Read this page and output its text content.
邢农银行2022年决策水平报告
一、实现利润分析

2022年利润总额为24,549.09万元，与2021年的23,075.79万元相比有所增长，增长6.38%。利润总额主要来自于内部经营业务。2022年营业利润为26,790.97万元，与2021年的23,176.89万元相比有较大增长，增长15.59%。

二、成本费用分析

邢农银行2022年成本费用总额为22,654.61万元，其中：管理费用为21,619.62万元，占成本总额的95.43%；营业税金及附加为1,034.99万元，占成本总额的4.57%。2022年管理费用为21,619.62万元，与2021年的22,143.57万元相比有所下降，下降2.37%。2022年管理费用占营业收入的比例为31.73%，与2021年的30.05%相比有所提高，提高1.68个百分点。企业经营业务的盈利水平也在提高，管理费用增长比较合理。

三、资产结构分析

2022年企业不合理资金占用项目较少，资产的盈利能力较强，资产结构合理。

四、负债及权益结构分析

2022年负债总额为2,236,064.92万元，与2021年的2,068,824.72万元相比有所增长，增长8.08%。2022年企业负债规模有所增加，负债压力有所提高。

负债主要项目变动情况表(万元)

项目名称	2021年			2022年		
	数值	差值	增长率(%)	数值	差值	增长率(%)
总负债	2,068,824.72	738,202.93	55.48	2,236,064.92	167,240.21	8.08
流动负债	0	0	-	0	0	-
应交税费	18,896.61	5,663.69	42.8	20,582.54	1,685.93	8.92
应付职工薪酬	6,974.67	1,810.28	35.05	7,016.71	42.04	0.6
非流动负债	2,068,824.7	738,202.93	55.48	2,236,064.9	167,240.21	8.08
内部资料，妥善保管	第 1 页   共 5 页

*Short task*. Reproduce all of the data exactly as given.

*Exercise output*.
Read this page and output its text content.
邢农银行2022年决策水平报告
一、实现利润分析

2022年利润总额为24,549.09万元，与2021年的23,075.79万元相比有所增长，增长6.38%。利润总额主要来自于内部经营业务。2022年营业利润为26,790.97万元，与2021年的23,176.89万元相比有较大增长，增长15.59%。

二、成本费用分析

邢农银行2022年成本费用总额为22,654.61万元，其中：管理费用为21,619.62万元，占成本总额的95.43%；营业税金及附加为1,034.99万元，占成本总额的4.57%。2022年管理费用为21,619.62万元，与2021年的22,143.57万元相比有所下降，下降2.37%。2022年管理费用占营业收入的比例为31.73%，与2021年的30.05%相比有所提高，提高1.68个百分点。企业经营业务的盈利水平也在提高，管理费用增长比较合理。

三、资产结构分析

2022年企业不合理资金占用项目较少，资产的盈利能力较强，资产结构合理。

四、负债及权益结构分析

2022年负债总额为2,236,064.92万元，与2021年的2,068,824.72万元相比有所增长，增长8.08%。2022年企业负债规模有所增加，负债压力有所提高。

负债主要项目变动情况表(万元)

项目名称	2021年			2022年		
	数值	差值	增长率(%)	数值	差值	增长率(%)
总负债	2,068,824.72	738,202.93	55.48	2,236,064.92	167,240.21	8.08
流动负债	0	0	-	0	0	-
应交税费	18,896.61	5,663.69	42.8	20,582.54	1,685.93	8.92
应付职工薪酬	6,974.67	1,810.28	35.05	7,016.71	42.04	0.6
非流动负债	2,068,824.7	738,202.93	55.48	2,236,064.9	167,240.21	8.08
内部资料，妥善保管	第 1 页   共 5 页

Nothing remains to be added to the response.